**Work request**.
Show every line below where "Silvia" can be found.

**Data excerpts**.
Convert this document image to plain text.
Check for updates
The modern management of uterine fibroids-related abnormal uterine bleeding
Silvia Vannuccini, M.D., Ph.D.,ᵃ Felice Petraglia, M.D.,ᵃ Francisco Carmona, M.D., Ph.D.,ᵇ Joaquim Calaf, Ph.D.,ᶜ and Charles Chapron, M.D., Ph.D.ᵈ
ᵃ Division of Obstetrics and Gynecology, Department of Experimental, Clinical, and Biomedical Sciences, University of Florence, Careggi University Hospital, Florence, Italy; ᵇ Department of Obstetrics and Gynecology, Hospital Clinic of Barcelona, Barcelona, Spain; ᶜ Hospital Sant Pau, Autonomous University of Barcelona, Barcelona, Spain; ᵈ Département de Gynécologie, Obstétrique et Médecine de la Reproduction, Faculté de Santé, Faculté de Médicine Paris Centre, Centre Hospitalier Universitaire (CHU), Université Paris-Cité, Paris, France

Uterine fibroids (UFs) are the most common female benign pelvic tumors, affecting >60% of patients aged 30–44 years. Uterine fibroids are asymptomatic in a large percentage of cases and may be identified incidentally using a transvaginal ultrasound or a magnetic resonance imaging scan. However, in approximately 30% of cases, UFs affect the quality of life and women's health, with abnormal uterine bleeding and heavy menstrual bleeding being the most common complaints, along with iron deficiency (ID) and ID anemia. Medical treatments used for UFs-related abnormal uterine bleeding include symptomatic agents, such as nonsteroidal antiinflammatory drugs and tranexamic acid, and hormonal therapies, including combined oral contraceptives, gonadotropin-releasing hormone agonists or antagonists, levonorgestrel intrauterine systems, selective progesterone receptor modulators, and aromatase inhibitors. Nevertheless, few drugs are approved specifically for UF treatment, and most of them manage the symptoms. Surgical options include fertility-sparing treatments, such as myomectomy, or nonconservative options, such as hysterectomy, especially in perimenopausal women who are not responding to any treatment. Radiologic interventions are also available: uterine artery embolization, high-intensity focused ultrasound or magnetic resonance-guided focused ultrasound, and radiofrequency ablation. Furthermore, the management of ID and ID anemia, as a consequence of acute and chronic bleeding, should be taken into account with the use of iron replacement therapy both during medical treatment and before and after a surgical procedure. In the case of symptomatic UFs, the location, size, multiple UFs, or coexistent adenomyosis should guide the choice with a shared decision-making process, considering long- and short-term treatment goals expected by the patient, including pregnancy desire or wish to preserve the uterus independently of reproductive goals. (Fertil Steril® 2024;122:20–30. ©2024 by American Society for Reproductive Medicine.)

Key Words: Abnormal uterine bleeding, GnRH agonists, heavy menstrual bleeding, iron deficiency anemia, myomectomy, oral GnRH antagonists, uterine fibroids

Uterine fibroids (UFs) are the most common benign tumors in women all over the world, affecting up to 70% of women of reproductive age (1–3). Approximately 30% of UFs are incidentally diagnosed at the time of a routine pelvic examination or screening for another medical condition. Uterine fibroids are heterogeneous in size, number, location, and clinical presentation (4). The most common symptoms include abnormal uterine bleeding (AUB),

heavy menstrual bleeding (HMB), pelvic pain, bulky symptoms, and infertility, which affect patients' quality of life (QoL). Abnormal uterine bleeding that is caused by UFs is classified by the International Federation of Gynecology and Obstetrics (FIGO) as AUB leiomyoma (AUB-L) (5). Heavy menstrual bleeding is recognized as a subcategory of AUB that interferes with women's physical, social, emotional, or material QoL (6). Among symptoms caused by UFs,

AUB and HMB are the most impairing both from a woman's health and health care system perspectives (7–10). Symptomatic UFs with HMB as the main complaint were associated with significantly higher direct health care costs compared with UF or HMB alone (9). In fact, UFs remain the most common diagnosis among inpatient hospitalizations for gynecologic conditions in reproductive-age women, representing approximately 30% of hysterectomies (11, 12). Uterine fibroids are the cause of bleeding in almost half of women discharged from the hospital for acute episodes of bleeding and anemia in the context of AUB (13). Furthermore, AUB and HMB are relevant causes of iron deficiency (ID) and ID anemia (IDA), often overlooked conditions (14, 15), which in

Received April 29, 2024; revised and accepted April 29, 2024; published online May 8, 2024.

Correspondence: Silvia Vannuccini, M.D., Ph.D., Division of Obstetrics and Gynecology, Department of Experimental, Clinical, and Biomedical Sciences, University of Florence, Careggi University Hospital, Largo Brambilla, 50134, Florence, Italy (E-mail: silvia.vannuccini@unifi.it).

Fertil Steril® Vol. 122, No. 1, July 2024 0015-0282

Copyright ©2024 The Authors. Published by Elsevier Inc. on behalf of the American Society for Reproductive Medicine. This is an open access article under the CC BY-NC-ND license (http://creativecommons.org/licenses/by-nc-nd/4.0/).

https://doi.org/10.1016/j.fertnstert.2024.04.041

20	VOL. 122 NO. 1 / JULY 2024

**Response**.
Silvia Vannuccini, M.D., Ph.D.,ᵃ Felice Petraglia, M.D.,ᵃ Francisco Carmona, M.D., Ph.D.,ᵇ Joaquim Calaf, Ph.D.,ᶜ and Charles Chapron, M.D., Ph.D.ᵈ
Correspondence: Silvia Vannuccini, M.D., Ph.D., Division of Obstetrics and Gynecology, Department of Experimental, Clinical, and Biomedical Sciences, University of Florence, Careggi University Hospital, Largo Brambilla, 50134, Florence, Italy (E-mail: silvia.vannuccini@unifi.it).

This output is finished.